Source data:
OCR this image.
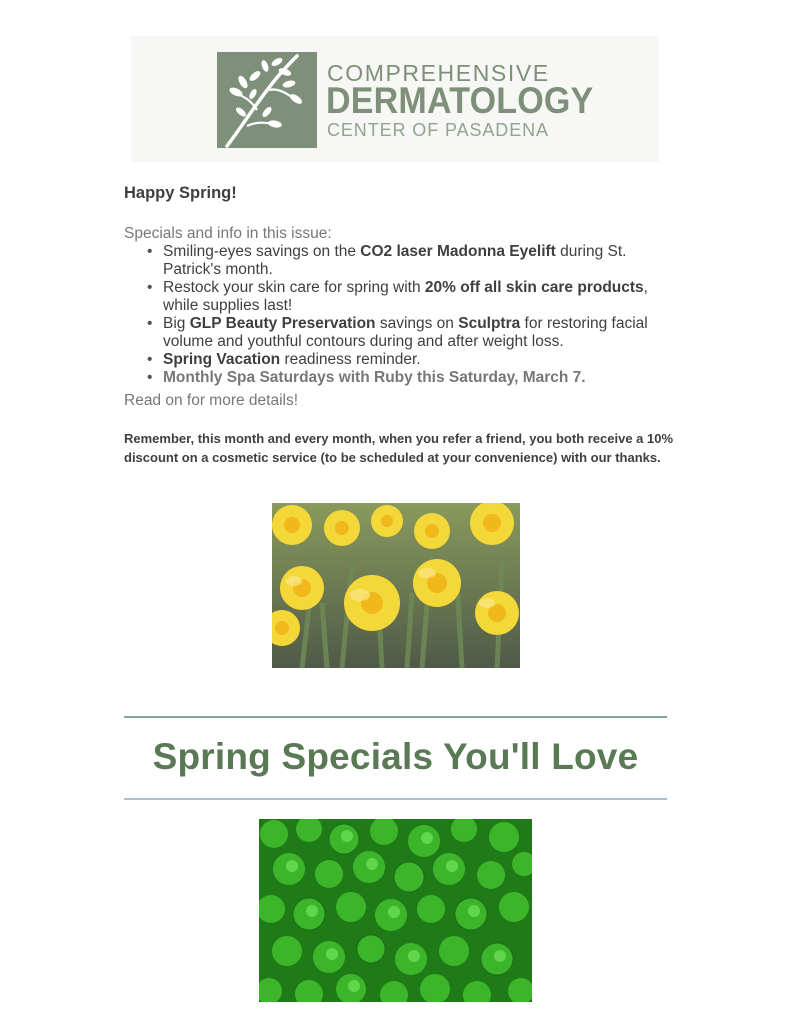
COMPREHENSIVE
DERMATOLOGY
CENTER OF PASADENA
Happy Spring!
Specials and info in this issue:
• Smiling-eyes savings on the CO2 laser Madonna Eyelift during St. Patrick's month.
• Restock your skin care for spring with 20% off all skin care products, while supplies last!
• Big GLP Beauty Preservation savings on Sculptra for restoring facial volume and youthful contours during and after weight loss.
• Spring Vacation readiness reminder.
• Monthly Spa Saturdays with Ruby this Saturday, March 7.
Read on for more details!

Remember, this month and every month, when you refer a friend, you both receive a 10% discount on a cosmetic service (to be scheduled at your convenience) with our thanks.

Spring Specials You'll Love
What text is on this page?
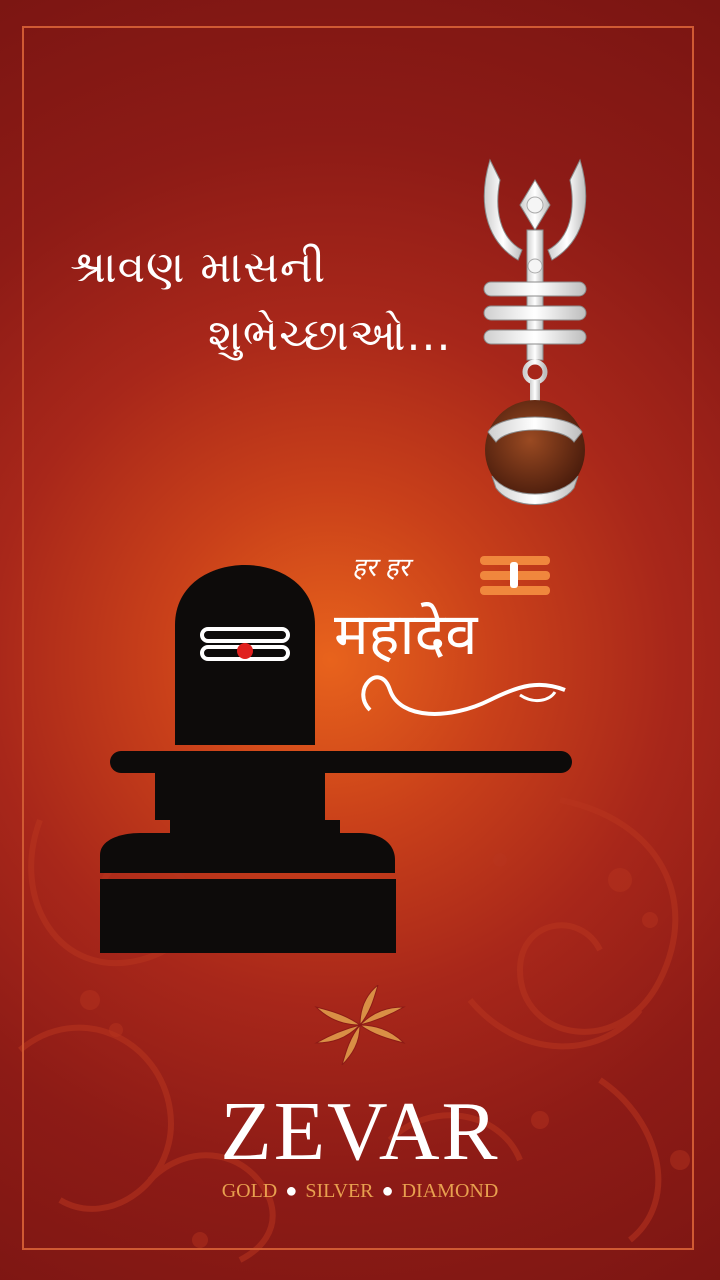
શ્રાવણ માસની
શુભેચ્છાઓ...
हर हर
महादेव
ZEVAR
GOLD ● SILVER ● DIAMOND
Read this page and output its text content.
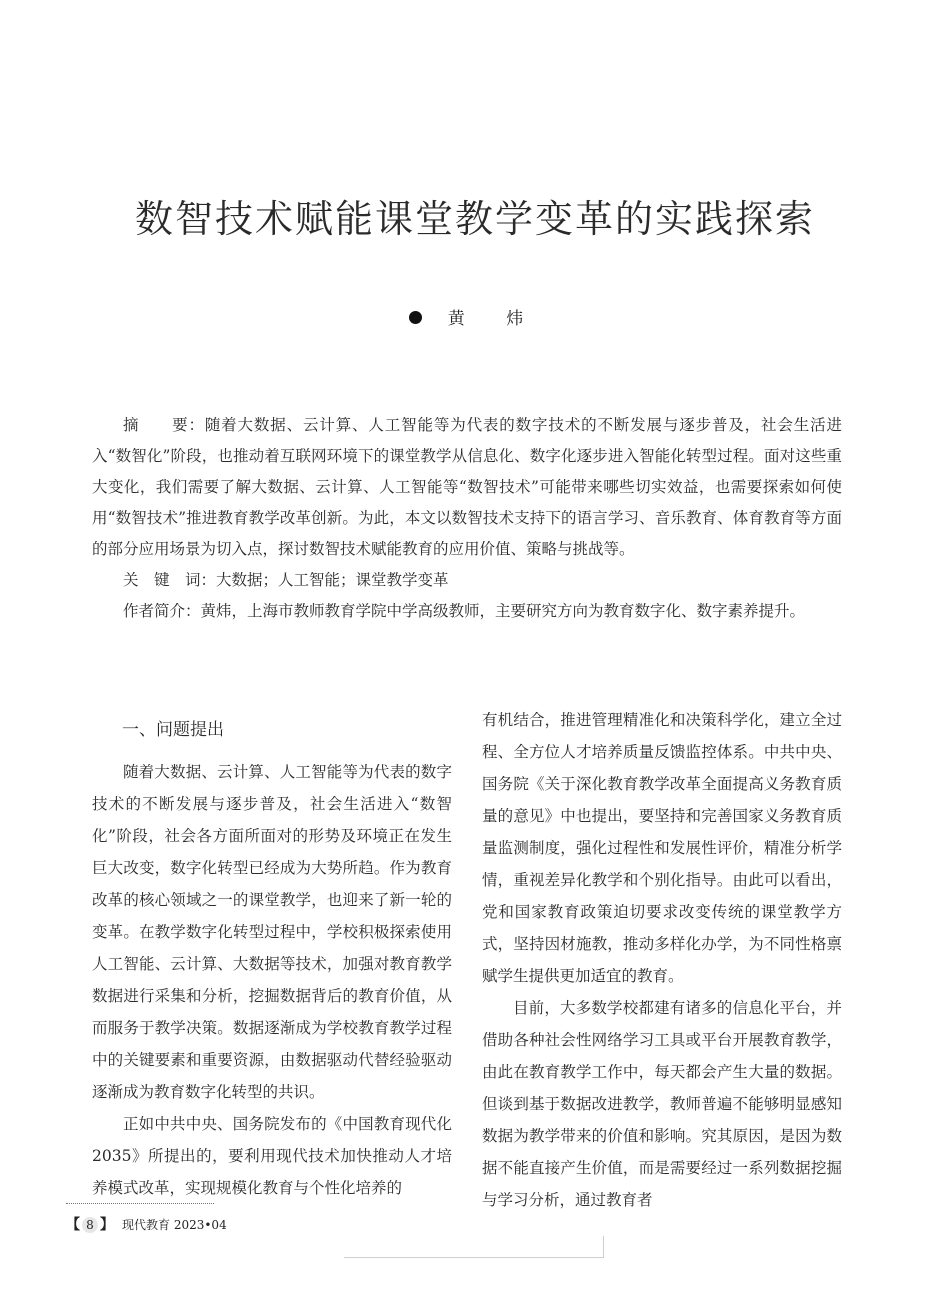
数智技术赋能课堂教学变革的实践探索
黄 炜

摘　　要：随着大数据、云计算、人工智能等为代表的数字技术的不断发展与逐步普及，社会生活进入“数智化”阶段，也推动着互联网环境下的课堂教学从信息化、数字化逐步进入智能化转型过程。面对这些重大变化，我们需要了解大数据、云计算、人工智能等“数智技术”可能带来哪些切实效益，也需要探索如何使用“数智技术”推进教育教学改革创新。为此，本文以数智技术支持下的语言学习、音乐教育、体育教育等方面的部分应用场景为切入点，探讨数智技术赋能教育的应用价值、策略与挑战等。

关　键　词：大数据；人工智能；课堂教学变革

作者简介：黄炜，上海市教师教育学院中学高级教师，主要研究方向为教育数字化、数字素养提升。

一、问题提出

随着大数据、云计算、人工智能等为代表的数字技术的不断发展与逐步普及，社会生活进入“数智化”阶段，社会各方面所面对的形势及环境正在发生巨大改变，数字化转型已经成为大势所趋。作为教育改革的核心领域之一的课堂教学，也迎来了新一轮的变革。在教学数字化转型过程中，学校积极探索使用人工智能、云计算、大数据等技术，加强对教育教学数据进行采集和分析，挖掘数据背后的教育价值，从而服务于教学决策。数据逐渐成为学校教育教学过程中的关键要素和重要资源，由数据驱动代替经验驱动逐渐成为教育数字化转型的共识。

正如中共中央、国务院发布的《中国教育现代化 2035》所提出的，要利用现代技术加快推动人才培养模式改革，实现规模化教育与个性化培养的

有机结合，推进管理精准化和决策科学化，建立全过程、全方位人才培养质量反馈监控体系。中共中央、国务院《关于深化教育教学改革全面提高义务教育质量的意见》中也提出，要坚持和完善国家义务教育质量监测制度，强化过程性和发展性评价，精准分析学情，重视差异化教学和个别化指导。由此可以看出，党和国家教育政策迫切要求改变传统的课堂教学方式，坚持因材施教，推动多样化办学，为不同性格禀赋学生提供更加适宜的教育。

目前，大多数学校都建有诸多的信息化平台，并借助各种社会性网络学习工具或平台开展教育教学，由此在教育教学工作中，每天都会产生大量的数据。但谈到基于数据改进教学，教师普遍不能够明显感知数据为教学带来的价值和影响。究其原因，是因为数据不能直接产生价值，而是需要经过一系列数据挖掘与学习分析，通过教育者

【 8 】 现代教育 2023•04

**Job:** Nothing but the lines from the line containing "What text is on this page?" through the last line of the records above is to be extracted, exactly and with no pictures.

**Written solution:**
What text is on this page?
શ્રાવણ માસની
શુભેચ્છાઓ...
हर हर
महादेव
ZEVAR
GOLD ● SILVER ● DIAMOND
Read this page and output its text content.
数智技术赋能课堂教学变革的实践探索
黄 炜

摘　　要：随着大数据、云计算、人工智能等为代表的数字技术的不断发展与逐步普及，社会生活进入“数智化”阶段，也推动着互联网环境下的课堂教学从信息化、数字化逐步进入智能化转型过程。面对这些重大变化，我们需要了解大数据、云计算、人工智能等“数智技术”可能带来哪些切实效益，也需要探索如何使用“数智技术”推进教育教学改革创新。为此，本文以数智技术支持下的语言学习、音乐教育、体育教育等方面的部分应用场景为切入点，探讨数智技术赋能教育的应用价值、策略与挑战等。

关　键　词：大数据；人工智能；课堂教学变革

作者简介：黄炜，上海市教师教育学院中学高级教师，主要研究方向为教育数字化、数字素养提升。

一、问题提出

随着大数据、云计算、人工智能等为代表的数字技术的不断发展与逐步普及，社会生活进入“数智化”阶段，社会各方面所面对的形势及环境正在发生巨大改变，数字化转型已经成为大势所趋。作为教育改革的核心领域之一的课堂教学，也迎来了新一轮的变革。在教学数字化转型过程中，学校积极探索使用人工智能、云计算、大数据等技术，加强对教育教学数据进行采集和分析，挖掘数据背后的教育价值，从而服务于教学决策。数据逐渐成为学校教育教学过程中的关键要素和重要资源，由数据驱动代替经验驱动逐渐成为教育数字化转型的共识。

正如中共中央、国务院发布的《中国教育现代化 2035》所提出的，要利用现代技术加快推动人才培养模式改革，实现规模化教育与个性化培养的

有机结合，推进管理精准化和决策科学化，建立全过程、全方位人才培养质量反馈监控体系。中共中央、国务院《关于深化教育教学改革全面提高义务教育质量的意见》中也提出，要坚持和完善国家义务教育质量监测制度，强化过程性和发展性评价，精准分析学情，重视差异化教学和个别化指导。由此可以看出，党和国家教育政策迫切要求改变传统的课堂教学方式，坚持因材施教，推动多样化办学，为不同性格禀赋学生提供更加适宜的教育。

目前，大多数学校都建有诸多的信息化平台，并借助各种社会性网络学习工具或平台开展教育教学，由此在教育教学工作中，每天都会产生大量的数据。但谈到基于数据改进教学，教师普遍不能够明显感知数据为教学带来的价值和影响。究其原因，是因为数据不能直接产生价值，而是需要经过一系列数据挖掘与学习分析，通过教育者

【 8 】 现代教育 2023•04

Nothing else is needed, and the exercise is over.